> WHAT YOU WILL DO:
Output all records precisely as written.

#### DATA

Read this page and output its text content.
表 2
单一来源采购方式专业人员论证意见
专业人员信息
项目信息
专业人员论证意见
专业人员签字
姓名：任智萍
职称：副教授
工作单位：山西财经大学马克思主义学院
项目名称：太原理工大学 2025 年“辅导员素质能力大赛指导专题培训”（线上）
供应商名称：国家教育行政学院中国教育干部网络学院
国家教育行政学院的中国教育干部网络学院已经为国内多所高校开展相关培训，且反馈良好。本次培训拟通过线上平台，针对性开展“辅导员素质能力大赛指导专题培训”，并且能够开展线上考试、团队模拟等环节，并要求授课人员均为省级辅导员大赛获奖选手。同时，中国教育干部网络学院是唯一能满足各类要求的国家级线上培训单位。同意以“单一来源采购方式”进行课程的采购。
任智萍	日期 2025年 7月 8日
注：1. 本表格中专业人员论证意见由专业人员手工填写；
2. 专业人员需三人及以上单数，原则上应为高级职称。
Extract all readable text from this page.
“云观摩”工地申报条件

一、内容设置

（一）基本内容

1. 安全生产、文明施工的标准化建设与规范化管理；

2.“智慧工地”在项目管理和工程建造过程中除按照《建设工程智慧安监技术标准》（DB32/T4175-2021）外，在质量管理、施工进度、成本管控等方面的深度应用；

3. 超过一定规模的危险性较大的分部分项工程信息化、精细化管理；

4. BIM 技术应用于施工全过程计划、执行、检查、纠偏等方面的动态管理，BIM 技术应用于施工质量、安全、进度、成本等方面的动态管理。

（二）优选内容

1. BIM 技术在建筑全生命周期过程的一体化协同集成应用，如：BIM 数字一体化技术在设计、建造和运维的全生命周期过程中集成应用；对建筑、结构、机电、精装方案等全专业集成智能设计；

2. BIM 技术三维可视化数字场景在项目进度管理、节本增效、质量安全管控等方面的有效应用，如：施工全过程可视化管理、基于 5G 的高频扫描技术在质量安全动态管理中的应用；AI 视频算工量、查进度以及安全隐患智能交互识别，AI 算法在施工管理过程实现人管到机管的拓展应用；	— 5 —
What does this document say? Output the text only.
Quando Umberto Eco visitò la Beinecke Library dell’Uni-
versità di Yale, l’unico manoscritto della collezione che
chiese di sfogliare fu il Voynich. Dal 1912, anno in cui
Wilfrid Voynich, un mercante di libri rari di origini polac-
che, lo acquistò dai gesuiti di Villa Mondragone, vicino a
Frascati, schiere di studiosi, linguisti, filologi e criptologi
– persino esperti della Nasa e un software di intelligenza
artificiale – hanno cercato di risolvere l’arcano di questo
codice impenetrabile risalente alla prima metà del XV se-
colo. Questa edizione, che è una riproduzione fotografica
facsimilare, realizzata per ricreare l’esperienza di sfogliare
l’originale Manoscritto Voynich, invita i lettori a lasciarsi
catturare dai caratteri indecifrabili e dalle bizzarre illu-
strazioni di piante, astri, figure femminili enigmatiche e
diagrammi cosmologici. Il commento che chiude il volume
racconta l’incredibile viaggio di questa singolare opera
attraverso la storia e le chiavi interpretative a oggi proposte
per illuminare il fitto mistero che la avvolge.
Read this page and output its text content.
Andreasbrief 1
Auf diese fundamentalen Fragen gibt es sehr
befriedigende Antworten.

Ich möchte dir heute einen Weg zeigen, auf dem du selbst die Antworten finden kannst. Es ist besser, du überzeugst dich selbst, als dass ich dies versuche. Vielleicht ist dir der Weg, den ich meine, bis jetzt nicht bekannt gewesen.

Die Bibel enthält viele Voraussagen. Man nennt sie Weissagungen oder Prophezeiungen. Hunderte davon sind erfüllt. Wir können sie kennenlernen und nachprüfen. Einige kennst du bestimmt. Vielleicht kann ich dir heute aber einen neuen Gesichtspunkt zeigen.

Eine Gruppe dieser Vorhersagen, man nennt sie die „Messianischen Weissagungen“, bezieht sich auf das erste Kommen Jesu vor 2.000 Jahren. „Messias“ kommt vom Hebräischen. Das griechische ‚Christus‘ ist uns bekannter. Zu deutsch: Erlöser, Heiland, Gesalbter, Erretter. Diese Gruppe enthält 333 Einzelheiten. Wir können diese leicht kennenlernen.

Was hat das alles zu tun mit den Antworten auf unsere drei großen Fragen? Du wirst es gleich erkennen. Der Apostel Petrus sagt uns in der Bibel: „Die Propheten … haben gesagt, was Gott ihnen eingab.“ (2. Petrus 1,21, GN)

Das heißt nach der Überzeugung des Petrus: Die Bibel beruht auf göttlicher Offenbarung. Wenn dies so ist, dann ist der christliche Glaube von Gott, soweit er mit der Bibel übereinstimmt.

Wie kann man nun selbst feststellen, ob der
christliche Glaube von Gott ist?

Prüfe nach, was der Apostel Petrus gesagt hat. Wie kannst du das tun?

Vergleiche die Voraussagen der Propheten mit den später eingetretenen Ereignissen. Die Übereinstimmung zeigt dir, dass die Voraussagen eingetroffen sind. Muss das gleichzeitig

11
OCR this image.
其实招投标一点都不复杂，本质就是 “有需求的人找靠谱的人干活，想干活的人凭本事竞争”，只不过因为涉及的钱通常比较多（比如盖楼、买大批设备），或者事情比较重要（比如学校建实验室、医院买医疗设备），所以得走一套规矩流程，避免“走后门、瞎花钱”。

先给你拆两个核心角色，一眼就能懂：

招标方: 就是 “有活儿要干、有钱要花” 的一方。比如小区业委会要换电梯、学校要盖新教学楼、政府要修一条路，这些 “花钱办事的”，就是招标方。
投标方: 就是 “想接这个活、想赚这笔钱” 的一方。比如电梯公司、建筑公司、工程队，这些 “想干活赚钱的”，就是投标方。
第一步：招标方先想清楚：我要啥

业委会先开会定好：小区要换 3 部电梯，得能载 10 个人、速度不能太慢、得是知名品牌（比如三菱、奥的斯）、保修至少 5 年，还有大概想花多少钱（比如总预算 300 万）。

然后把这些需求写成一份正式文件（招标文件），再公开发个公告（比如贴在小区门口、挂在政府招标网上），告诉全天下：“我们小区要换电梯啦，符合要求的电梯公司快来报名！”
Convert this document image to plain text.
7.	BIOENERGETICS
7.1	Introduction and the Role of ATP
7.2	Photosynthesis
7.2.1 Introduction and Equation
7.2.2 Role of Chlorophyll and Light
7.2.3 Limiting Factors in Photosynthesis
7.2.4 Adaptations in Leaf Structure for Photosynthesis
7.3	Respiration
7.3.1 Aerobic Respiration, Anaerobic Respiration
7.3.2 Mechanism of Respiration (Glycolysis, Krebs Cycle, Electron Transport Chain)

########

> WORKED ANSWER:
Read this page and output its text content.
表 2
单一来源采购方式专业人员论证意见
专业人员信息
项目信息
专业人员论证意见
专业人员签字
姓名：任智萍
职称：副教授
工作单位：山西财经大学马克思主义学院
项目名称：太原理工大学 2025 年“辅导员素质能力大赛指导专题培训”（线上）
供应商名称：国家教育行政学院中国教育干部网络学院
国家教育行政学院的中国教育干部网络学院已经为国内多所高校开展相关培训，且反馈良好。本次培训拟通过线上平台，针对性开展“辅导员素质能力大赛指导专题培训”，并且能够开展线上考试、团队模拟等环节，并要求授课人员均为省级辅导员大赛获奖选手。同时，中国教育干部网络学院是唯一能满足各类要求的国家级线上培训单位。同意以“单一来源采购方式”进行课程的采购。
任智萍	日期 2025年 7月 8日
注：1. 本表格中专业人员论证意见由专业人员手工填写；
2. 专业人员需三人及以上单数，原则上应为高级职称。
Extract all readable text from this page.
“云观摩”工地申报条件

一、内容设置

（一）基本内容

1. 安全生产、文明施工的标准化建设与规范化管理；

2.“智慧工地”在项目管理和工程建造过程中除按照《建设工程智慧安监技术标准》（DB32/T4175-2021）外，在质量管理、施工进度、成本管控等方面的深度应用；

3. 超过一定规模的危险性较大的分部分项工程信息化、精细化管理；

4. BIM 技术应用于施工全过程计划、执行、检查、纠偏等方面的动态管理，BIM 技术应用于施工质量、安全、进度、成本等方面的动态管理。

（二）优选内容

1. BIM 技术在建筑全生命周期过程的一体化协同集成应用，如：BIM 数字一体化技术在设计、建造和运维的全生命周期过程中集成应用；对建筑、结构、机电、精装方案等全专业集成智能设计；

2. BIM 技术三维可视化数字场景在项目进度管理、节本增效、质量安全管控等方面的有效应用，如：施工全过程可视化管理、基于 5G 的高频扫描技术在质量安全动态管理中的应用；AI 视频算工量、查进度以及安全隐患智能交互识别，AI 算法在施工管理过程实现人管到机管的拓展应用；	— 5 —
What does this document say? Output the text only.
Quando Umberto Eco visitò la Beinecke Library dell’Uni-
versità di Yale, l’unico manoscritto della collezione che
chiese di sfogliare fu il Voynich. Dal 1912, anno in cui
Wilfrid Voynich, un mercante di libri rari di origini polac-
che, lo acquistò dai gesuiti di Villa Mondragone, vicino a
Frascati, schiere di studiosi, linguisti, filologi e criptologi
– persino esperti della Nasa e un software di intelligenza
artificiale – hanno cercato di risolvere l’arcano di questo
codice impenetrabile risalente alla prima metà del XV se-
colo. Questa edizione, che è una riproduzione fotografica
facsimilare, realizzata per ricreare l’esperienza di sfogliare
l’originale Manoscritto Voynich, invita i lettori a lasciarsi
catturare dai caratteri indecifrabili e dalle bizzarre illu-
strazioni di piante, astri, figure femminili enigmatiche e
diagrammi cosmologici. Il commento che chiude il volume
racconta l’incredibile viaggio di questa singolare opera
attraverso la storia e le chiavi interpretative a oggi proposte
per illuminare il fitto mistero che la avvolge.
Read this page and output its text content.
Andreasbrief 1
Auf diese fundamentalen Fragen gibt es sehr
befriedigende Antworten.

Ich möchte dir heute einen Weg zeigen, auf dem du selbst die Antworten finden kannst. Es ist besser, du überzeugst dich selbst, als dass ich dies versuche. Vielleicht ist dir der Weg, den ich meine, bis jetzt nicht bekannt gewesen.

Die Bibel enthält viele Voraussagen. Man nennt sie Weissagungen oder Prophezeiungen. Hunderte davon sind erfüllt. Wir können sie kennenlernen und nachprüfen. Einige kennst du bestimmt. Vielleicht kann ich dir heute aber einen neuen Gesichtspunkt zeigen.

Eine Gruppe dieser Vorhersagen, man nennt sie die „Messianischen Weissagungen“, bezieht sich auf das erste Kommen Jesu vor 2.000 Jahren. „Messias“ kommt vom Hebräischen. Das griechische ‚Christus‘ ist uns bekannter. Zu deutsch: Erlöser, Heiland, Gesalbter, Erretter. Diese Gruppe enthält 333 Einzelheiten. Wir können diese leicht kennenlernen.

Was hat das alles zu tun mit den Antworten auf unsere drei großen Fragen? Du wirst es gleich erkennen. Der Apostel Petrus sagt uns in der Bibel: „Die Propheten … haben gesagt, was Gott ihnen eingab.“ (2. Petrus 1,21, GN)

Das heißt nach der Überzeugung des Petrus: Die Bibel beruht auf göttlicher Offenbarung. Wenn dies so ist, dann ist der christliche Glaube von Gott, soweit er mit der Bibel übereinstimmt.

Wie kann man nun selbst feststellen, ob der
christliche Glaube von Gott ist?

Prüfe nach, was der Apostel Petrus gesagt hat. Wie kannst du das tun?

Vergleiche die Voraussagen der Propheten mit den später eingetretenen Ereignissen. Die Übereinstimmung zeigt dir, dass die Voraussagen eingetroffen sind. Muss das gleichzeitig

11
OCR this image.
其实招投标一点都不复杂，本质就是 “有需求的人找靠谱的人干活，想干活的人凭本事竞争”，只不过因为涉及的钱通常比较多（比如盖楼、买大批设备），或者事情比较重要（比如学校建实验室、医院买医疗设备），所以得走一套规矩流程，避免“走后门、瞎花钱”。

先给你拆两个核心角色，一眼就能懂：

招标方: 就是 “有活儿要干、有钱要花” 的一方。比如小区业委会要换电梯、学校要盖新教学楼、政府要修一条路，这些 “花钱办事的”，就是招标方。
投标方: 就是 “想接这个活、想赚这笔钱” 的一方。比如电梯公司、建筑公司、工程队，这些 “想干活赚钱的”，就是投标方。
第一步：招标方先想清楚：我要啥

业委会先开会定好：小区要换 3 部电梯，得能载 10 个人、速度不能太慢、得是知名品牌（比如三菱、奥的斯）、保修至少 5 年，还有大概想花多少钱（比如总预算 300 万）。

然后把这些需求写成一份正式文件（招标文件），再公开发个公告（比如贴在小区门口、挂在政府招标网上），告诉全天下：“我们小区要换电梯啦，符合要求的电梯公司快来报名！”
Convert this document image to plain text.
7.	BIOENERGETICS
7.1	Introduction and the Role of ATP
7.2	Photosynthesis
7.2.1 Introduction and Equation
7.2.2 Role of Chlorophyll and Light
7.2.3 Limiting Factors in Photosynthesis
7.2.4 Adaptations in Leaf Structure for Photosynthesis
7.3	Respiration
7.3.1 Aerobic Respiration, Anaerobic Respiration
7.3.2 Mechanism of Respiration (Glycolysis, Krebs Cycle, Electron Transport Chain)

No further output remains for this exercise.